To do: Return the records that follow unaltered. Omit every picture.

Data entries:

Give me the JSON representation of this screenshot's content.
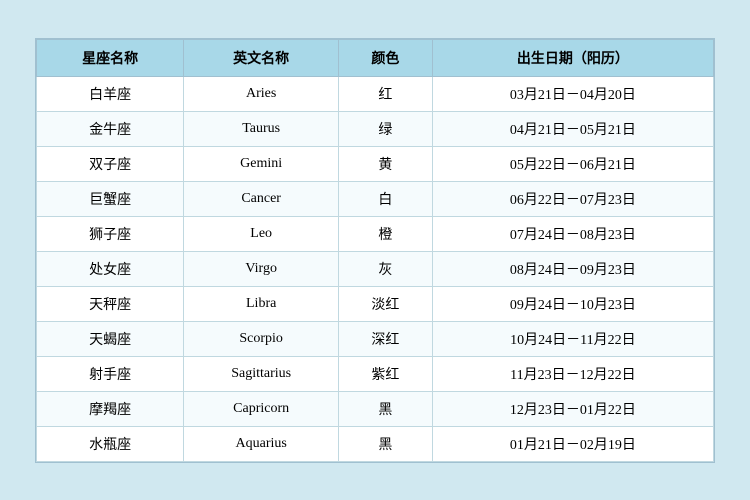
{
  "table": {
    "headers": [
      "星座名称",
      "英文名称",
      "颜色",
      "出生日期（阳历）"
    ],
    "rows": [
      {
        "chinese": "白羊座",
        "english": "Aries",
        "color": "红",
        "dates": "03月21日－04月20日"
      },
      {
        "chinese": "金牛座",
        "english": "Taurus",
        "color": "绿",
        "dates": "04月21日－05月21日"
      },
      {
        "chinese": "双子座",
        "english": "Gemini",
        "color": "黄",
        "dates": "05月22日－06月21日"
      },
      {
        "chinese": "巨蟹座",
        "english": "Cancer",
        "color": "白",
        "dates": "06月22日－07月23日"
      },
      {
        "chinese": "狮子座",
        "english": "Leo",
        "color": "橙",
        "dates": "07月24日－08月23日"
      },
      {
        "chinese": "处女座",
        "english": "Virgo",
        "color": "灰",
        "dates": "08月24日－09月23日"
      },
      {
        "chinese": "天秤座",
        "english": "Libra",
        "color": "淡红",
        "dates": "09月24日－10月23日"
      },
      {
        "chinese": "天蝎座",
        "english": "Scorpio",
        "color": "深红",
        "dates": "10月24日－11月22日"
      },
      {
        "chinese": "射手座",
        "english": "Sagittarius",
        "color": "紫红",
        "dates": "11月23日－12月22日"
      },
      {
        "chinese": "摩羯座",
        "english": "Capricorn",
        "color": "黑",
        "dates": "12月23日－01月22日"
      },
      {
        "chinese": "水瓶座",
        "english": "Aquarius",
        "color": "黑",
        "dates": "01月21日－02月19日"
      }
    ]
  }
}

Right answer:
Give me the JSON representation of this screenshot's content.
{
  "table": {
    "headers": [
      "星座名称",
      "英文名称",
      "颜色",
      "出生日期（阳历）"
    ],
    "rows": [
      {
        "chinese": "白羊座",
        "english": "Aries",
        "color": "红",
        "dates": "03月21日－04月20日"
      },
      {
        "chinese": "金牛座",
        "english": "Taurus",
        "color": "绿",
        "dates": "04月21日－05月21日"
      },
      {
        "chinese": "双子座",
        "english": "Gemini",
        "color": "黄",
        "dates": "05月22日－06月21日"
      },
      {
        "chinese": "巨蟹座",
        "english": "Cancer",
        "color": "白",
        "dates": "06月22日－07月23日"
      },
      {
        "chinese": "狮子座",
        "english": "Leo",
        "color": "橙",
        "dates": "07月24日－08月23日"
      },
      {
        "chinese": "处女座",
        "english": "Virgo",
        "color": "灰",
        "dates": "08月24日－09月23日"
      },
      {
        "chinese": "天秤座",
        "english": "Libra",
        "color": "淡红",
        "dates": "09月24日－10月23日"
      },
      {
        "chinese": "天蝎座",
        "english": "Scorpio",
        "color": "深红",
        "dates": "10月24日－11月22日"
      },
      {
        "chinese": "射手座",
        "english": "Sagittarius",
        "color": "紫红",
        "dates": "11月23日－12月22日"
      },
      {
        "chinese": "摩羯座",
        "english": "Capricorn",
        "color": "黑",
        "dates": "12月23日－01月22日"
      },
      {
        "chinese": "水瓶座",
        "english": "Aquarius",
        "color": "黑",
        "dates": "01月21日－02月19日"
      }
    ]
  }
}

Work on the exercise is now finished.